WHAT IS REQUIRED:
Answer these questions about the text below on controlling zeroes away from S. Mark each answer with the same number as its question, one per line.
1. According to the text, why does c dominate the infinitesimal o(1)?
2. What two conditions does Lemma 7 place on the compact set K?
3. Where does the text say all the zeroes of f must lie?

SELECTION:

Since {c} is standard, it dominates the infinitesimal {o(1)}, so after shrinking {c} a little we get a new bound

\displaystyle f(z) = f(0) + O((\varepsilon + o(1))^n) + \frac{1}{n} f'(z) (z - \mu) + O\left(n|f'(z)|\sigma^2 \int_0^1 te^{-cnt} ~dt\right).

Since {n\int_0^1 te^{-cnt} ~dt} is exponentially small in {n}, in particular it is smaller than {O(n^{-1})}. Plugging in everything we get the claim. \Box

4. Control on zeroes away from {S}

After the gargantuan previous section, we can now show the “approximate level set” property that we discussed last time.

Lemma 7 Let {K} be a standard compact set which misses {S} and {\varepsilon > 0} standard. Then for every zero {\lambda_0 \in K} of {f},

\displaystyle U_\zeta(\lambda) = \frac{1}{n} \log \frac{1}{|f(0)|} + O(n^{-1}\sigma^2 + (\varepsilon + o(1))^n).

Last time we showed that this implies

\displaystyle U_\zeta(\lambda_0) = U_\zeta(a) + O(n^{-1}\sigma^2 + (\varepsilon + o(1))^n).

Thus all the zeroes of {f} either live in {S} or a neighborhood of a level set of {U_\zeta}. Proof: Plugging in {z = \lambda_0} in the approximation

\displaystyle f(z) = f(0) + \frac{1 + O(\sigma^2)}{n} f'(z) (z - \mu) + O((\varepsilon + o(1))^n)

we get

\displaystyle f(0) + \frac{1 + O(\sigma^2)}{n} f'(\lambda_0) (\lambda_0 - \mu) = O((\varepsilon + o(1))^n).

DATASET:
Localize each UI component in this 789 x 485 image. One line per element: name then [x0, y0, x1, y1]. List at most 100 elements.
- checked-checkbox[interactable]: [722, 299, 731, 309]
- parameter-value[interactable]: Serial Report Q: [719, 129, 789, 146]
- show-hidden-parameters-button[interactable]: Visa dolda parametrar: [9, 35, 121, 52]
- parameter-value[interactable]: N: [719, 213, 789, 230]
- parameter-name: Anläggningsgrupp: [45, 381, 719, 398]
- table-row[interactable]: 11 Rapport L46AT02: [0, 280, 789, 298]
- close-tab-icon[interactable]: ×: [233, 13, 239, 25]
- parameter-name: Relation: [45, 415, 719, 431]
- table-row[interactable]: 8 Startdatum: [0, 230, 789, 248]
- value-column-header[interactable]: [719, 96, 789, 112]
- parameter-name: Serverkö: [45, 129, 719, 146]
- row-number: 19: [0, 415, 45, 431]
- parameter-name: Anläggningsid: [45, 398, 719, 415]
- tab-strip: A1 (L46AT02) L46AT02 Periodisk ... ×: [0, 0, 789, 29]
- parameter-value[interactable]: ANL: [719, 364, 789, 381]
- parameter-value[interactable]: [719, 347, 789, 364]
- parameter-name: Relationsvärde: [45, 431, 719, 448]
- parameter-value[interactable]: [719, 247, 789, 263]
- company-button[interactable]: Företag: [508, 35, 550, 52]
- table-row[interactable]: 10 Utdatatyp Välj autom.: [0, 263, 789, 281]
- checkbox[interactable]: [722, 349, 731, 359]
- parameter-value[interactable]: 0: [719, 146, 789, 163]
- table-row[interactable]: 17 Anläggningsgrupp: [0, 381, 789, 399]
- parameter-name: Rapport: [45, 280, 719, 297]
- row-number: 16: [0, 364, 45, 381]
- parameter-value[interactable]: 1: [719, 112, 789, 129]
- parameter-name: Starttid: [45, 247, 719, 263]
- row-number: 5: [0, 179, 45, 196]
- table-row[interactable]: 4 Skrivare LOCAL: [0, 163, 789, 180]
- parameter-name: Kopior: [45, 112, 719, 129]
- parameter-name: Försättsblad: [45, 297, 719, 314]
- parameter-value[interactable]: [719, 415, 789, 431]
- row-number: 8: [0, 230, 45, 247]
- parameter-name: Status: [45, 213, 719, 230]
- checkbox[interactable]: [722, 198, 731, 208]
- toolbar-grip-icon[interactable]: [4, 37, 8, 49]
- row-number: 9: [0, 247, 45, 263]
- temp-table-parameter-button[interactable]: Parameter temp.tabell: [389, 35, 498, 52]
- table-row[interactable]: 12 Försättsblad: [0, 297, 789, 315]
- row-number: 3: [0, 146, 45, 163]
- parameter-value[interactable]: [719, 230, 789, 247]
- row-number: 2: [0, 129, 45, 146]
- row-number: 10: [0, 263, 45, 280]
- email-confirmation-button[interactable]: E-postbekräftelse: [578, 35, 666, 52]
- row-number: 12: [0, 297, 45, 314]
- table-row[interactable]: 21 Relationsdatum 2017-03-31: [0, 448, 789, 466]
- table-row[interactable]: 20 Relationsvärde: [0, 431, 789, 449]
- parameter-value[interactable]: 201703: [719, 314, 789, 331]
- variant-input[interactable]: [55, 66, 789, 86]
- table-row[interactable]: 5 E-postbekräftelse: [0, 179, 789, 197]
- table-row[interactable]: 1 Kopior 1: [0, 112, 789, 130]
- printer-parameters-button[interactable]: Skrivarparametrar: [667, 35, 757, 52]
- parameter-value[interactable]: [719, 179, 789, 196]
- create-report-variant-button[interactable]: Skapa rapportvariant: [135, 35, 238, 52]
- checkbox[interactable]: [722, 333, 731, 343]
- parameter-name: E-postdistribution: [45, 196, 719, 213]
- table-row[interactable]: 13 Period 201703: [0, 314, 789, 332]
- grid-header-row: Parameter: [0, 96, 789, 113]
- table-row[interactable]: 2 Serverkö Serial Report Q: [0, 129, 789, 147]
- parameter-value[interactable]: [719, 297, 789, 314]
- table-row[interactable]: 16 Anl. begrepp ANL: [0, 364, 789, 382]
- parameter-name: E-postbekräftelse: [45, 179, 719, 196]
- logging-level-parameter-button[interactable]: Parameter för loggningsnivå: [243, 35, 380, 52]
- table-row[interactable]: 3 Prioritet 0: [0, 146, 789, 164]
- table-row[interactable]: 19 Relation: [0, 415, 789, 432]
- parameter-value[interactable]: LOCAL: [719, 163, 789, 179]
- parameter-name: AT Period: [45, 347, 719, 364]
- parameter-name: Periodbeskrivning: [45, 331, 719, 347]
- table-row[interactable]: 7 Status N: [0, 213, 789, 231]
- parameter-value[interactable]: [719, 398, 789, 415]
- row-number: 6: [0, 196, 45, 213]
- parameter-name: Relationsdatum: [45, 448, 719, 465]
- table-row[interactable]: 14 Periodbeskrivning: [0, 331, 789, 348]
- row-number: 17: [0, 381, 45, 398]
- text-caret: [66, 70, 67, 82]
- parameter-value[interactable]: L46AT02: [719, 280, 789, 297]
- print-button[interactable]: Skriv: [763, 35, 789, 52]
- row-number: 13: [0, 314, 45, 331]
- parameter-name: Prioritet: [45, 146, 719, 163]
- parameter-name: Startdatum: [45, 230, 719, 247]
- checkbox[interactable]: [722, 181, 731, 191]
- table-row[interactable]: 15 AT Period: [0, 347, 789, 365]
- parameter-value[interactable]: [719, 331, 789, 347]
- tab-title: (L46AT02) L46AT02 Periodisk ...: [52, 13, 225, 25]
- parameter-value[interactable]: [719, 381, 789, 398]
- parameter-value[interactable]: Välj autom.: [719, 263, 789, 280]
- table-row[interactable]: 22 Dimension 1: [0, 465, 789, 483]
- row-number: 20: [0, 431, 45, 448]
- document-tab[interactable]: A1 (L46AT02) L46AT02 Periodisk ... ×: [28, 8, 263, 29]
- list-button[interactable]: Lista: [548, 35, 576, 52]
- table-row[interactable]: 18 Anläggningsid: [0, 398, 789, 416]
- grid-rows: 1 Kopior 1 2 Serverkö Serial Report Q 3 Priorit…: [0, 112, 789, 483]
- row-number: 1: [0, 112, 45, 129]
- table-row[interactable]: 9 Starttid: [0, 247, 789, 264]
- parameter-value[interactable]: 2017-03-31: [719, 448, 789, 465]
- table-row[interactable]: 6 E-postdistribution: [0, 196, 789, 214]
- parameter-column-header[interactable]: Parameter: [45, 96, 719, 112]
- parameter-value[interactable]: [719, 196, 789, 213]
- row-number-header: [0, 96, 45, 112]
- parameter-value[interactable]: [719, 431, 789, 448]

COMPLETE ANSWER:
1. Because c is standard.
2. K must be standard, and it must miss S.
3. Either in S or in a neighborhood of a level set of U_ζ.